====== Entries shown ======
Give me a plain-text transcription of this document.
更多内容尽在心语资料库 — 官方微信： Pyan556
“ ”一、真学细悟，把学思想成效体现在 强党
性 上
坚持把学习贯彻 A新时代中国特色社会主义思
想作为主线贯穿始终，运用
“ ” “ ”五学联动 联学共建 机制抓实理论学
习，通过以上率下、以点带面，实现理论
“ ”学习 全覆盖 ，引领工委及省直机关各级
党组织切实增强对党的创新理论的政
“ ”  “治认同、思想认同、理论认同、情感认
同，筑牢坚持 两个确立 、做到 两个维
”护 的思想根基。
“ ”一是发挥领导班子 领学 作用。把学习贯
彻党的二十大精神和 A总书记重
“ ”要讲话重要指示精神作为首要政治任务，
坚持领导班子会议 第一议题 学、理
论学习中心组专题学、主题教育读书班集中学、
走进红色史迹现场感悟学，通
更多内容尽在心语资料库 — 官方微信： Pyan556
======
Problem requirements
Copy out every entry again, exactly as it was given.

Answer to this exercise
Give me a plain-text transcription of this document.
更多内容尽在心语资料库 — 官方微信： Pyan556
“ ”一、真学细悟，把学思想成效体现在 强党
性 上
坚持把学习贯彻 A新时代中国特色社会主义思
想作为主线贯穿始终，运用
“ ” “ ”五学联动 联学共建 机制抓实理论学
习，通过以上率下、以点带面，实现理论
“ ”学习 全覆盖 ，引领工委及省直机关各级
党组织切实增强对党的创新理论的政
“ ”  “治认同、思想认同、理论认同、情感认
同，筑牢坚持 两个确立 、做到 两个维
”护 的思想根基。
“ ”一是发挥领导班子 领学 作用。把学习贯
彻党的二十大精神和 A总书记重
“ ”要讲话重要指示精神作为首要政治任务，
坚持领导班子会议 第一议题 学、理
论学习中心组专题学、主题教育读书班集中学、
走进红色史迹现场感悟学，通
更多内容尽在心语资料库 — 官方微信： Pyan556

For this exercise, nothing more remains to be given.